EXERCISE INSTRUCTIONS: Nothing may be dropped or altered: reproduce all the data.

[Stored entries]
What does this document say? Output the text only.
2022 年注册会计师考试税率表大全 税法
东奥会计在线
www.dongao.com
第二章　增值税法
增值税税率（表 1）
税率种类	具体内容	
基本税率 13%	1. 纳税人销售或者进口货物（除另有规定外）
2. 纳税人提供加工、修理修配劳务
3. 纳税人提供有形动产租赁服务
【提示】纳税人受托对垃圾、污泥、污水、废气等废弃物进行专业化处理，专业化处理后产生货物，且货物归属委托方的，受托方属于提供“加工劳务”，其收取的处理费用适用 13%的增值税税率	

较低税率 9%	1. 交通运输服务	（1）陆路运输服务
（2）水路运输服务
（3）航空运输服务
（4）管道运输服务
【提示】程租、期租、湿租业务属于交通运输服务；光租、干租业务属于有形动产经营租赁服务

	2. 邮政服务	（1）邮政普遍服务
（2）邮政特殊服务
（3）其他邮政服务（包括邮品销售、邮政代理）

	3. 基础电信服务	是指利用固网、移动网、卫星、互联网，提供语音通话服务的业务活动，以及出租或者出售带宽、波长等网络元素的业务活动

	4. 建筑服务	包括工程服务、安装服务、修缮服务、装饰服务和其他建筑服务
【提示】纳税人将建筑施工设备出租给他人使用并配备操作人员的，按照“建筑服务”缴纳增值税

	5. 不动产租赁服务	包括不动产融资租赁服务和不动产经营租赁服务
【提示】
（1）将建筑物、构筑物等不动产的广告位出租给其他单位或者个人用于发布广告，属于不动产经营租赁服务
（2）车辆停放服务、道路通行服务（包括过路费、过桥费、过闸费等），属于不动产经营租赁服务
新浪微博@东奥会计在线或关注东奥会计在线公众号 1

TASK ANSWER:
What does this document say? Output the text only.
2022 年注册会计师考试税率表大全 税法
东奥会计在线
www.dongao.com
第二章　增值税法
增值税税率（表 1）
税率种类	具体内容	
基本税率 13%	1. 纳税人销售或者进口货物（除另有规定外）
2. 纳税人提供加工、修理修配劳务
3. 纳税人提供有形动产租赁服务
【提示】纳税人受托对垃圾、污泥、污水、废气等废弃物进行专业化处理，专业化处理后产生货物，且货物归属委托方的，受托方属于提供“加工劳务”，其收取的处理费用适用 13%的增值税税率	

较低税率 9%	1. 交通运输服务	（1）陆路运输服务
（2）水路运输服务
（3）航空运输服务
（4）管道运输服务
【提示】程租、期租、湿租业务属于交通运输服务；光租、干租业务属于有形动产经营租赁服务

	2. 邮政服务	（1）邮政普遍服务
（2）邮政特殊服务
（3）其他邮政服务（包括邮品销售、邮政代理）

	3. 基础电信服务	是指利用固网、移动网、卫星、互联网，提供语音通话服务的业务活动，以及出租或者出售带宽、波长等网络元素的业务活动

	4. 建筑服务	包括工程服务、安装服务、修缮服务、装饰服务和其他建筑服务
【提示】纳税人将建筑施工设备出租给他人使用并配备操作人员的，按照“建筑服务”缴纳增值税

	5. 不动产租赁服务	包括不动产融资租赁服务和不动产经营租赁服务
【提示】
（1）将建筑物、构筑物等不动产的广告位出租给其他单位或者个人用于发布广告，属于不动产经营租赁服务
（2）车辆停放服务、道路通行服务（包括过路费、过桥费、过闸费等），属于不动产经营租赁服务
新浪微博@东奥会计在线或关注东奥会计在线公众号 1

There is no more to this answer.